Each record below must be returned exactly as shown.

Begin RECORDS FOR THIS EXERCISE

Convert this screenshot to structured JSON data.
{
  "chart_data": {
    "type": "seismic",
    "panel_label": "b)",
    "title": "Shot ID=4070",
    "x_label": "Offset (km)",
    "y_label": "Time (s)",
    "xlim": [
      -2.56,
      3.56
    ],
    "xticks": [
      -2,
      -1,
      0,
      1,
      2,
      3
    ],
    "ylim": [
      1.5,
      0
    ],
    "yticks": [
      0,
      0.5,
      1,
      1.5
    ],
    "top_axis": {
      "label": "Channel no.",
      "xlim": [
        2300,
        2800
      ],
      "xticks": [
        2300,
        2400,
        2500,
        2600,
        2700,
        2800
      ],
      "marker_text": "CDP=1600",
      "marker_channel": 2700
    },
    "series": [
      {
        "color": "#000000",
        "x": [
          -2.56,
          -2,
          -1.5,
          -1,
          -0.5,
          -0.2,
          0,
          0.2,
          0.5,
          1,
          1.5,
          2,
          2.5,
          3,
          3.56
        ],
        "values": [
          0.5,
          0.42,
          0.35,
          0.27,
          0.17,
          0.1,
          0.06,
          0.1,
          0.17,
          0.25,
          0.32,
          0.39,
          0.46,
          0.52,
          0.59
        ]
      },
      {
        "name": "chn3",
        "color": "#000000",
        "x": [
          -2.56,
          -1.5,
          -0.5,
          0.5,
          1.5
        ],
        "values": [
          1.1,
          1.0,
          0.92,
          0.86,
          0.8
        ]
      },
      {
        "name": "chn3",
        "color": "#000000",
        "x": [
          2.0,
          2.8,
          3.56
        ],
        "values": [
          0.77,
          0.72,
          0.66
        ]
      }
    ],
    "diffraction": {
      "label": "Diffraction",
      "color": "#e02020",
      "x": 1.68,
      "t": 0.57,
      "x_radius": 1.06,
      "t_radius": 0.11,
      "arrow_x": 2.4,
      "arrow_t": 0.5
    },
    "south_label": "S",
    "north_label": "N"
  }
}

End RECORDS FOR THIS EXERCISE

• **OUTPUT OF THE EXERCISE**
Convert this screenshot to structured JSON data.
{
  "chart_data": {
    "type": "seismic",
    "panel_label": "b)",
    "title": "Shot ID=4070",
    "x_label": "Offset (km)",
    "y_label": "Time (s)",
    "xlim": [
      -2.56,
      3.56
    ],
    "xticks": [
      -2,
      -1,
      0,
      1,
      2,
      3
    ],
    "ylim": [
      1.5,
      0
    ],
    "yticks": [
      0,
      0.5,
      1,
      1.5
    ],
    "top_axis": {
      "label": "Channel no.",
      "xlim": [
        2300,
        2800
      ],
      "xticks": [
        2300,
        2400,
        2500,
        2600,
        2700,
        2800
      ],
      "marker_text": "CDP=1600",
      "marker_channel": 2700
    },
    "series": [
      {
        "color": "#000000",
        "x": [
          -2.56,
          -2,
          -1.5,
          -1,
          -0.5,
          -0.2,
          0,
          0.2,
          0.5,
          1,
          1.5,
          2,
          2.5,
          3,
          3.56
        ],
        "values": [
          0.5,
          0.42,
          0.35,
          0.27,
          0.17,
          0.1,
          0.06,
          0.1,
          0.17,
          0.25,
          0.32,
          0.39,
          0.46,
          0.52,
          0.59
        ]
      },
      {
        "name": "chn3",
        "color": "#000000",
        "x": [
          -2.56,
          -1.5,
          -0.5,
          0.5,
          1.5
        ],
        "values": [
          1.1,
          1.0,
          0.92,
          0.86,
          0.8
        ]
      },
      {
        "name": "chn3",
        "color": "#000000",
        "x": [
          2.0,
          2.8,
          3.56
        ],
        "values": [
          0.77,
          0.72,
          0.66
        ]
      }
    ],
    "diffraction": {
      "label": "Diffraction",
      "color": "#e02020",
      "x": 1.68,
      "t": 0.57,
      "x_radius": 1.06,
      "t_radius": 0.11,
      "arrow_x": 2.4,
      "arrow_t": 0.5
    },
    "south_label": "S",
    "north_label": "N"
  }
}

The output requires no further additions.